**Task to complete**
Exactly repeat all the records below, omitting the images they hold.

Records:
※ ※ ※

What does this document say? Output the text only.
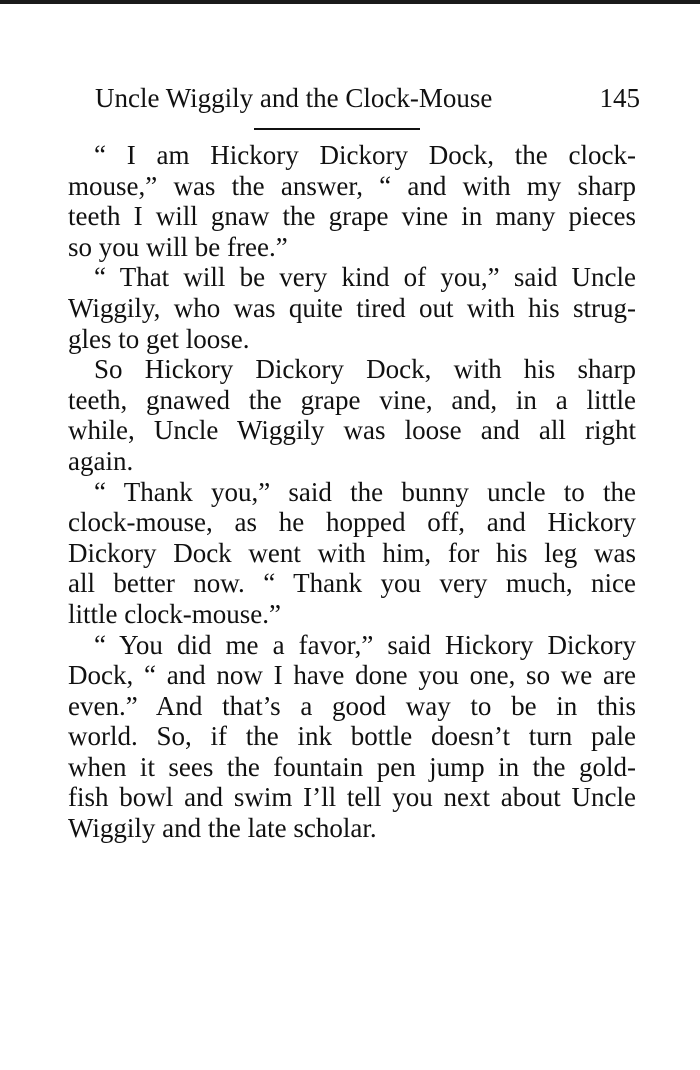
Uncle Wiggily and the Clock-Mouse	145
“ I am Hickory Dickory Dock, the clock-
mouse,” was the answer, “ and with my sharp
teeth I will gnaw the grape vine in many pieces
so you will be free.”
“ That will be very kind of you,” said Uncle
Wiggily, who was quite tired out with his strug-
gles to get loose.
So Hickory Dickory Dock, with his sharp
teeth, gnawed the grape vine, and, in a little
while, Uncle Wiggily was loose and all right
again.
“ Thank you,” said the bunny uncle to the
clock-mouse, as he hopped off, and Hickory
Dickory Dock went with him, for his leg was
all better now. “ Thank you very much, nice
little clock-mouse.”
“ You did me a favor,” said Hickory Dickory
Dock, “ and now I have done you one, so we are
even.” And that’s a good way to be in this
world. So, if the ink bottle doesn’t turn pale
when it sees the fountain pen jump in the gold-
fish bowl and swim I’ll tell you next about Uncle
Wiggily and the late scholar.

※ ※ ※

**Output of the task**
What does this document say? Output the text only.
Uncle Wiggily and the Clock-Mouse	145
“ I am Hickory Dickory Dock, the clock-
mouse,” was the answer, “ and with my sharp
teeth I will gnaw the grape vine in many pieces
so you will be free.”
“ That will be very kind of you,” said Uncle
Wiggily, who was quite tired out with his strug-
gles to get loose.
So Hickory Dickory Dock, with his sharp
teeth, gnawed the grape vine, and, in a little
while, Uncle Wiggily was loose and all right
again.
“ Thank you,” said the bunny uncle to the
clock-mouse, as he hopped off, and Hickory
Dickory Dock went with him, for his leg was
all better now. “ Thank you very much, nice
little clock-mouse.”
“ You did me a favor,” said Hickory Dickory
Dock, “ and now I have done you one, so we are
even.” And that’s a good way to be in this
world. So, if the ink bottle doesn’t turn pale
when it sees the fountain pen jump in the gold-
fish bowl and swim I’ll tell you next about Uncle
Wiggily and the late scholar.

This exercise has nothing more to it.